Start Task input

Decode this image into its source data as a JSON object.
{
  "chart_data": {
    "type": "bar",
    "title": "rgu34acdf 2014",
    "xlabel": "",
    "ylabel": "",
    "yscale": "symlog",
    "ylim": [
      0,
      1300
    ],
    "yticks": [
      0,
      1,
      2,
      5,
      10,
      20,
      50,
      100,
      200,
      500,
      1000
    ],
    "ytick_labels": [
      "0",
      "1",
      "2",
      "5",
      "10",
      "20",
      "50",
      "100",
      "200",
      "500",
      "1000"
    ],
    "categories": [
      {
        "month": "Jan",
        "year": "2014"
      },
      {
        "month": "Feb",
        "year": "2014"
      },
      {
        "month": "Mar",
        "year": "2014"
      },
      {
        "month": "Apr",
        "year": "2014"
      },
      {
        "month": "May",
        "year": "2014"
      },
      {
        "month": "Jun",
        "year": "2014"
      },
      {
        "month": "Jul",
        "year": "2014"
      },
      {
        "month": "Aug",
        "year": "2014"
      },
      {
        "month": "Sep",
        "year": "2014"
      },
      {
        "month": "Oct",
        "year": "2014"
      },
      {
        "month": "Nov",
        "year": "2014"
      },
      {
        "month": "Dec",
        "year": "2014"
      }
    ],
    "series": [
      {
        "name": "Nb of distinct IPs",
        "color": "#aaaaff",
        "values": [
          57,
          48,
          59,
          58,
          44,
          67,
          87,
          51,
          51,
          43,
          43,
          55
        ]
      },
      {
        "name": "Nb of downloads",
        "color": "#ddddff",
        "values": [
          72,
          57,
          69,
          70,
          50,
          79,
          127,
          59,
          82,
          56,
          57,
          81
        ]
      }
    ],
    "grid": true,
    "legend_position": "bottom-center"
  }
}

End Task input

#### What is asked:
Retype the data in full and match it exactly.

#### Correct output:
Decode this image into its source data as a JSON object.
{
  "chart_data": {
    "type": "bar",
    "title": "rgu34acdf 2014",
    "xlabel": "",
    "ylabel": "",
    "yscale": "symlog",
    "ylim": [
      0,
      1300
    ],
    "yticks": [
      0,
      1,
      2,
      5,
      10,
      20,
      50,
      100,
      200,
      500,
      1000
    ],
    "ytick_labels": [
      "0",
      "1",
      "2",
      "5",
      "10",
      "20",
      "50",
      "100",
      "200",
      "500",
      "1000"
    ],
    "categories": [
      {
        "month": "Jan",
        "year": "2014"
      },
      {
        "month": "Feb",
        "year": "2014"
      },
      {
        "month": "Mar",
        "year": "2014"
      },
      {
        "month": "Apr",
        "year": "2014"
      },
      {
        "month": "May",
        "year": "2014"
      },
      {
        "month": "Jun",
        "year": "2014"
      },
      {
        "month": "Jul",
        "year": "2014"
      },
      {
        "month": "Aug",
        "year": "2014"
      },
      {
        "month": "Sep",
        "year": "2014"
      },
      {
        "month": "Oct",
        "year": "2014"
      },
      {
        "month": "Nov",
        "year": "2014"
      },
      {
        "month": "Dec",
        "year": "2014"
      }
    ],
    "series": [
      {
        "name": "Nb of distinct IPs",
        "color": "#aaaaff",
        "values": [
          57,
          48,
          59,
          58,
          44,
          67,
          87,
          51,
          51,
          43,
          43,
          55
        ]
      },
      {
        "name": "Nb of downloads",
        "color": "#ddddff",
        "values": [
          72,
          57,
          69,
          70,
          50,
          79,
          127,
          59,
          82,
          56,
          57,
          81
        ]
      }
    ],
    "grid": true,
    "legend_position": "bottom-center"
  }
}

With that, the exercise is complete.